::: Input material :::

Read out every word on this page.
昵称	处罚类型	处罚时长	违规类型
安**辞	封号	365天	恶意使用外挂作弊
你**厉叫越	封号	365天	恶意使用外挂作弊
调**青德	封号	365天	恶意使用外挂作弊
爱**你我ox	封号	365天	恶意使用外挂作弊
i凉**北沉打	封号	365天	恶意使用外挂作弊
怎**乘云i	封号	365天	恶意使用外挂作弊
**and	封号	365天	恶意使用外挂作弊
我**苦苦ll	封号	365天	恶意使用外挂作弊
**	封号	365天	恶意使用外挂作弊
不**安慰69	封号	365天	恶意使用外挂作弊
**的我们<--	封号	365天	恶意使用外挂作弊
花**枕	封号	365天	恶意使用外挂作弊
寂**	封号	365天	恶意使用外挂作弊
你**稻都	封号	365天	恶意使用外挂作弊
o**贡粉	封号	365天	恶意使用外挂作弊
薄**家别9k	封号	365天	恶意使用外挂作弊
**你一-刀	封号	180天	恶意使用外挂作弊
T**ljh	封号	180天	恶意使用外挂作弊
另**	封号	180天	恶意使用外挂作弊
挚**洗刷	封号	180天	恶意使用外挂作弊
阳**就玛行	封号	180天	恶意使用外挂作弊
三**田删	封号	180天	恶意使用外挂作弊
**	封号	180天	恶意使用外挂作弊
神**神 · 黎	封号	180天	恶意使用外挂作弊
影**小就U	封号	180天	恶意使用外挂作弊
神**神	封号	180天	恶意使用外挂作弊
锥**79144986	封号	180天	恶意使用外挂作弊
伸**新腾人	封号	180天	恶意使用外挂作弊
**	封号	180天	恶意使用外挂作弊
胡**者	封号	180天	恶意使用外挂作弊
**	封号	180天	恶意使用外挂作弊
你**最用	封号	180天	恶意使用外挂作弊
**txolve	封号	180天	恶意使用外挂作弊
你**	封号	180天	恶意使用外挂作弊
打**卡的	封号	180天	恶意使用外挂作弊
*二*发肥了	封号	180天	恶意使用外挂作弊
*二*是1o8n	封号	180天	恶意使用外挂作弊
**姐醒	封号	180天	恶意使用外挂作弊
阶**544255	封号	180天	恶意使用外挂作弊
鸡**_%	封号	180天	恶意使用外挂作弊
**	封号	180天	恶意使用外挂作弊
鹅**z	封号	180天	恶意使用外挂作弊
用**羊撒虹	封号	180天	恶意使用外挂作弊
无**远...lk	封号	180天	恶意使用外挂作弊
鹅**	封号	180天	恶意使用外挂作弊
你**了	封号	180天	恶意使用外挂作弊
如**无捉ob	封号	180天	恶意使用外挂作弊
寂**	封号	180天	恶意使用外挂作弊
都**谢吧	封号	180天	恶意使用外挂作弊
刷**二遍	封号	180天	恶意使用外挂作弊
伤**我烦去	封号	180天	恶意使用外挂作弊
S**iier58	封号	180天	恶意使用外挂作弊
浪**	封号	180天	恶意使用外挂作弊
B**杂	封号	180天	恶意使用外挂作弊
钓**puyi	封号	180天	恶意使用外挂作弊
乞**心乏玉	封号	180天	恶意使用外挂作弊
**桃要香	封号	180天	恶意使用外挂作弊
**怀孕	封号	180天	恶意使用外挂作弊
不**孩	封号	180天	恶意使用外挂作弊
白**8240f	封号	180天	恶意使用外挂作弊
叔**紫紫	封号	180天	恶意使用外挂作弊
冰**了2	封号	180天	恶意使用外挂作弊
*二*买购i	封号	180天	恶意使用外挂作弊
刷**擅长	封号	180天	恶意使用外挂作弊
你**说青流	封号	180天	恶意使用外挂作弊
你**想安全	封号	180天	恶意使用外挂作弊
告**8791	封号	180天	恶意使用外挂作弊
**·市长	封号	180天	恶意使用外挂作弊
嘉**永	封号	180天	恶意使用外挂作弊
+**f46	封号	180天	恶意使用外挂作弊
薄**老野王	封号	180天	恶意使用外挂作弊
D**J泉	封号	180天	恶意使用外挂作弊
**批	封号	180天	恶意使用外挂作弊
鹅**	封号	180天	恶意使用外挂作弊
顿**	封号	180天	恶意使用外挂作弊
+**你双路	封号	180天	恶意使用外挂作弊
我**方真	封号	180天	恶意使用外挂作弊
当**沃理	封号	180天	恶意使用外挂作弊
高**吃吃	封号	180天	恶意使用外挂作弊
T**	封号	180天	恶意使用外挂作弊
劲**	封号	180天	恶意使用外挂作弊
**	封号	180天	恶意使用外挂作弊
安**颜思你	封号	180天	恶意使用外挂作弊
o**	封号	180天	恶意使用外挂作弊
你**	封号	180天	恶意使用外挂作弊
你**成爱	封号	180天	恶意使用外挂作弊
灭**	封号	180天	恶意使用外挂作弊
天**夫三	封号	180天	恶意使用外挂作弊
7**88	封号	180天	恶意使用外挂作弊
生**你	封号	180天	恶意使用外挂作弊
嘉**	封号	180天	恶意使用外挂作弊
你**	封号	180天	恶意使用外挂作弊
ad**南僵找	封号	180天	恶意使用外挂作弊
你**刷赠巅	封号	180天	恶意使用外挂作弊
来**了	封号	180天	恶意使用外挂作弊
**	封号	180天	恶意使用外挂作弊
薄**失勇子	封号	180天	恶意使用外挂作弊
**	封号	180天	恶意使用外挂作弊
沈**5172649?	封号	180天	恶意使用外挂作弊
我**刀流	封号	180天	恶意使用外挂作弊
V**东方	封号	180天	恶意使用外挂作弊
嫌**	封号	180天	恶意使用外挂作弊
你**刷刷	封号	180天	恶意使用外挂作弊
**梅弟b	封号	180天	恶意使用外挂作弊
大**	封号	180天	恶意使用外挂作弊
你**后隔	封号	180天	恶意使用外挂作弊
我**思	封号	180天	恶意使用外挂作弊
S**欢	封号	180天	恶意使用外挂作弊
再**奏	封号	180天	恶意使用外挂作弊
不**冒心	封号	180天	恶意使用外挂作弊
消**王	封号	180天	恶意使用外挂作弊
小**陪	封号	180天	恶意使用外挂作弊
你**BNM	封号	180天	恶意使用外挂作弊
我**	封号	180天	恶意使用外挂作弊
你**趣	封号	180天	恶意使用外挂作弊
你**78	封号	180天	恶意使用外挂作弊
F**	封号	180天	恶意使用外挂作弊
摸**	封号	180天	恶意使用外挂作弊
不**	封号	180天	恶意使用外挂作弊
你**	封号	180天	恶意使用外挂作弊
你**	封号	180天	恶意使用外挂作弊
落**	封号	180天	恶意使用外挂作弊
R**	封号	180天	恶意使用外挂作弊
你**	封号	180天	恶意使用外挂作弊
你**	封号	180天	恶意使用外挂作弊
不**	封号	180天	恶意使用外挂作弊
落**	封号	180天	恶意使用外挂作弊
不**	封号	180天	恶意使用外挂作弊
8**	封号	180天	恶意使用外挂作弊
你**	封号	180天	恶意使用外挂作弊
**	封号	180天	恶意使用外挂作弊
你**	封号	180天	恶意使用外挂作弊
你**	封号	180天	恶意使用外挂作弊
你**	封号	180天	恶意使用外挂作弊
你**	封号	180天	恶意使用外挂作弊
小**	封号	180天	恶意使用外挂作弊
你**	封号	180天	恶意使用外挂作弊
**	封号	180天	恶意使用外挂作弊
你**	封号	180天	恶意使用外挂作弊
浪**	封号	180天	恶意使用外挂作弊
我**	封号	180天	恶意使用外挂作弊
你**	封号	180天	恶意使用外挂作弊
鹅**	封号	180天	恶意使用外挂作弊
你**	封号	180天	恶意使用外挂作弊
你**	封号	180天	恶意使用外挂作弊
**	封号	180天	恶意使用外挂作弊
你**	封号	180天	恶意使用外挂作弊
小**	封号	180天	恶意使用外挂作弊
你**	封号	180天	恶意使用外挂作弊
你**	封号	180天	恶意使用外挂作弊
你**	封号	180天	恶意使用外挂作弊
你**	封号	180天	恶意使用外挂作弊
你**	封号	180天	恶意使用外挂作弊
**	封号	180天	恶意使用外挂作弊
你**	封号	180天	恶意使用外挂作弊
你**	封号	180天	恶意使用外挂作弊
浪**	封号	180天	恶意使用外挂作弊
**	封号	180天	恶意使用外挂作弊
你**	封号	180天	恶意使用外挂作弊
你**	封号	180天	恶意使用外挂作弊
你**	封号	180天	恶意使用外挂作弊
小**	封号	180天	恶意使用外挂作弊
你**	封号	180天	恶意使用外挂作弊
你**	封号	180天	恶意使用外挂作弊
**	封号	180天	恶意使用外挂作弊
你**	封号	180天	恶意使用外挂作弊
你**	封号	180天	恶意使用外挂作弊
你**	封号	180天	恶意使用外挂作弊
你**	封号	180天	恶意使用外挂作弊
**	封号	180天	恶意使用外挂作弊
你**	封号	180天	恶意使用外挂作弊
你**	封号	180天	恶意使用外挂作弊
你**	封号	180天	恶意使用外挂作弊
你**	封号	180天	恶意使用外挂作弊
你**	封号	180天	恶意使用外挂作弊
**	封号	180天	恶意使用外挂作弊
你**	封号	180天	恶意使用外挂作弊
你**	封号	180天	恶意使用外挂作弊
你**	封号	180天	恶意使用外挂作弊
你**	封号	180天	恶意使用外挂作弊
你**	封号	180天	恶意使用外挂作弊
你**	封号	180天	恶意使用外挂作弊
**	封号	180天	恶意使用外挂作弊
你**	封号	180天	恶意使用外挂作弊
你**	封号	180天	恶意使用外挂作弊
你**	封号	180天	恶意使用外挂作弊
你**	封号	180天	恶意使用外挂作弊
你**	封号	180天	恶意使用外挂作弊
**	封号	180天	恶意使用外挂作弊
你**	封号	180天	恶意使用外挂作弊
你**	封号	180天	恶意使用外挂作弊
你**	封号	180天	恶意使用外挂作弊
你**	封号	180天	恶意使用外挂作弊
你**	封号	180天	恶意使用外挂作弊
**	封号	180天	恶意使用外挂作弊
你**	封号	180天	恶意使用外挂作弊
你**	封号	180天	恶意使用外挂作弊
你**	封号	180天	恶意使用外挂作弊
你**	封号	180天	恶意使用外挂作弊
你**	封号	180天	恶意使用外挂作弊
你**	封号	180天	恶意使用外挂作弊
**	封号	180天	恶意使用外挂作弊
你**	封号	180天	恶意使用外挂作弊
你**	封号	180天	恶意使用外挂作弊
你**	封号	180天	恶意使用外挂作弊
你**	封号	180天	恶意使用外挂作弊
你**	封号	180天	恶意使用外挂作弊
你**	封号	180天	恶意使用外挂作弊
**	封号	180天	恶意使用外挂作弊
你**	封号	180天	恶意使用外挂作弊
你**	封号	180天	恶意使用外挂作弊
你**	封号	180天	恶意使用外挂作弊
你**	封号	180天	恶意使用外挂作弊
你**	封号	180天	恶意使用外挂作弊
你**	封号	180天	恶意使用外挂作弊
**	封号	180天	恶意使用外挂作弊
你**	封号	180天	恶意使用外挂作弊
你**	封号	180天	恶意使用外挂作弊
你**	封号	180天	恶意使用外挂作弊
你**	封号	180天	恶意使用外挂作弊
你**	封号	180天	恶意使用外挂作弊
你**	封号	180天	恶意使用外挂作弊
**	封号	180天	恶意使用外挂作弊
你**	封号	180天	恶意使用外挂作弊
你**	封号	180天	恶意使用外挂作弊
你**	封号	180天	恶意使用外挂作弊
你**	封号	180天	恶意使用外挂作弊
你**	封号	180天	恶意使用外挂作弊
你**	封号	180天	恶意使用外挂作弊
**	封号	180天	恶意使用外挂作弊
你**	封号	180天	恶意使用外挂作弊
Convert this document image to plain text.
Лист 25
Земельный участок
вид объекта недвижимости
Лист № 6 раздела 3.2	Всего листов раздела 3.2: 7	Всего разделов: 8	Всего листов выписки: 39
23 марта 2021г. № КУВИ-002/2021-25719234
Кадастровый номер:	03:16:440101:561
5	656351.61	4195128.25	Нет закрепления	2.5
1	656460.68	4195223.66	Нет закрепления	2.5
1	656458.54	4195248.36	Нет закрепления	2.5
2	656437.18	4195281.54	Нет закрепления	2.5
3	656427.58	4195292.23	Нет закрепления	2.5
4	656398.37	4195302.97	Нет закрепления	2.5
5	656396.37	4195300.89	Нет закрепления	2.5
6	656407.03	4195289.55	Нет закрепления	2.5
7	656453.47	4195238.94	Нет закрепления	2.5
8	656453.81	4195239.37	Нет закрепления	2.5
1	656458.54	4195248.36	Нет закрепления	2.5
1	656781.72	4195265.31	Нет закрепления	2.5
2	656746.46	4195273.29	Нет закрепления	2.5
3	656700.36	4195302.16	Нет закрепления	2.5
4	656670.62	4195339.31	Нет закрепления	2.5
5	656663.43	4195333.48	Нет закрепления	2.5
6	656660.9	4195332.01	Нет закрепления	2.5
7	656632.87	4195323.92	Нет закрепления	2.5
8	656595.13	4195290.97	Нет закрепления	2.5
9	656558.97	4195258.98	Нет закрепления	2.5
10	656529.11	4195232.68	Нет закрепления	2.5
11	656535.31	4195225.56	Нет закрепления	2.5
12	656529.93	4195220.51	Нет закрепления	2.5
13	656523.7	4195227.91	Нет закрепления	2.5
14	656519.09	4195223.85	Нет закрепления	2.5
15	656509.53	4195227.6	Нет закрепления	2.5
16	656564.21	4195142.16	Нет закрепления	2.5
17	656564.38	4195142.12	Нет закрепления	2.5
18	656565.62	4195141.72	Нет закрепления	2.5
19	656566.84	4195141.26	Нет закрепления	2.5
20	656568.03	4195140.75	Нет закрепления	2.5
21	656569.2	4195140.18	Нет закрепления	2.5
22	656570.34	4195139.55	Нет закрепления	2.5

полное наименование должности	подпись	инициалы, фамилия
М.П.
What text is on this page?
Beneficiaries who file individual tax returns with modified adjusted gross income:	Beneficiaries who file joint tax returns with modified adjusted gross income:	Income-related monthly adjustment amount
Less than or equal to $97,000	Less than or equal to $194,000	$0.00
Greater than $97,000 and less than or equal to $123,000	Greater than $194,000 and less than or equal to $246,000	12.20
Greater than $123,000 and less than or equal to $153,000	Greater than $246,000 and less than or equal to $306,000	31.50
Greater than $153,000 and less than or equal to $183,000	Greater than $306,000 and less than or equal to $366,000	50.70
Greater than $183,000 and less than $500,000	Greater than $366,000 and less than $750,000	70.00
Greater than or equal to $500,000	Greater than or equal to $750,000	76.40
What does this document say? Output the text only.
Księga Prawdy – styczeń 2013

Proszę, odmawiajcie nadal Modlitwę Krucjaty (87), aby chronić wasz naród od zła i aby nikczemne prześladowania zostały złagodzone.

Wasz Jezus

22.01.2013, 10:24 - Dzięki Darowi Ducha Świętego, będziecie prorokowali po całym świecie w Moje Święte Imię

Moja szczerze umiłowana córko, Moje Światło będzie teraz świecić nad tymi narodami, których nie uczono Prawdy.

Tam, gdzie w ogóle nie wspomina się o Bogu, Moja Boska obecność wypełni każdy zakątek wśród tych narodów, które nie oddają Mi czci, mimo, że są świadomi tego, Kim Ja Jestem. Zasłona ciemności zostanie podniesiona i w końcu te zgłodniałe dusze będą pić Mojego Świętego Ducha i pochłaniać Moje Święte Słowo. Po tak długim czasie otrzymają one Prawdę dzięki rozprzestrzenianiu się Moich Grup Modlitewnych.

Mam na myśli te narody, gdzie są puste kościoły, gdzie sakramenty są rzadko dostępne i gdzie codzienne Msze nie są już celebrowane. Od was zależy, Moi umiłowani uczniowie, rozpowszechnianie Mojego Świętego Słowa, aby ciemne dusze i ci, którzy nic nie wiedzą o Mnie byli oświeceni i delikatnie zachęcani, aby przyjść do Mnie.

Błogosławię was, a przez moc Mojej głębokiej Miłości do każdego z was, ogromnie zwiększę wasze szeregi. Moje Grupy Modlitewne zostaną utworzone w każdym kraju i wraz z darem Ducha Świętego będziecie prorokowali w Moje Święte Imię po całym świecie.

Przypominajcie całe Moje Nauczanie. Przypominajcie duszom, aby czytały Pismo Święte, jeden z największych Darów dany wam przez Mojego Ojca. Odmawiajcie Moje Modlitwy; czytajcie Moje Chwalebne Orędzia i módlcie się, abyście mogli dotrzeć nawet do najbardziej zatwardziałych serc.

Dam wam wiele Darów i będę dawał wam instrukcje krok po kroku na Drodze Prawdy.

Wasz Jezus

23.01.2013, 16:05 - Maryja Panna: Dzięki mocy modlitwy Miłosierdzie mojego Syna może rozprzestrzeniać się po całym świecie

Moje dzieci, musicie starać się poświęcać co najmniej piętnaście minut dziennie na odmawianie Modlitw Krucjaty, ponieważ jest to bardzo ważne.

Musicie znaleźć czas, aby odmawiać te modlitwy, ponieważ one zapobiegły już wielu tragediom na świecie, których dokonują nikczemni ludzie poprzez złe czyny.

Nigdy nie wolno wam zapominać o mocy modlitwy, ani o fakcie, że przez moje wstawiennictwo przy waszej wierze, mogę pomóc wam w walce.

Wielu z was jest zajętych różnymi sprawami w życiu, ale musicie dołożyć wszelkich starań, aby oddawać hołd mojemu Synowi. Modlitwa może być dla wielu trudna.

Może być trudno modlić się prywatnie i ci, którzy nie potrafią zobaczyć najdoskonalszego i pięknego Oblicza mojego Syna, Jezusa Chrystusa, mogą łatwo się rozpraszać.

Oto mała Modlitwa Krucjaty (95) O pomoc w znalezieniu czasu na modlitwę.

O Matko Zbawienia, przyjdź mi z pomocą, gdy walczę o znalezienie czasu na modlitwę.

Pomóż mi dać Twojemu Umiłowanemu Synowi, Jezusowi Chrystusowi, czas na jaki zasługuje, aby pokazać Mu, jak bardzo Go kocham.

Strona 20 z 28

:::

Goal: Search the records for the word "czasu". Copy every line that has it.

Solved problem:
Oto mała Modlitwa Krucjaty (95) O pomoc w znalezieniu czasu na modlitwę.
O Matko Zbawienia, przyjdź mi z pomocą, gdy walczę o znalezienie czasu na modlitwę.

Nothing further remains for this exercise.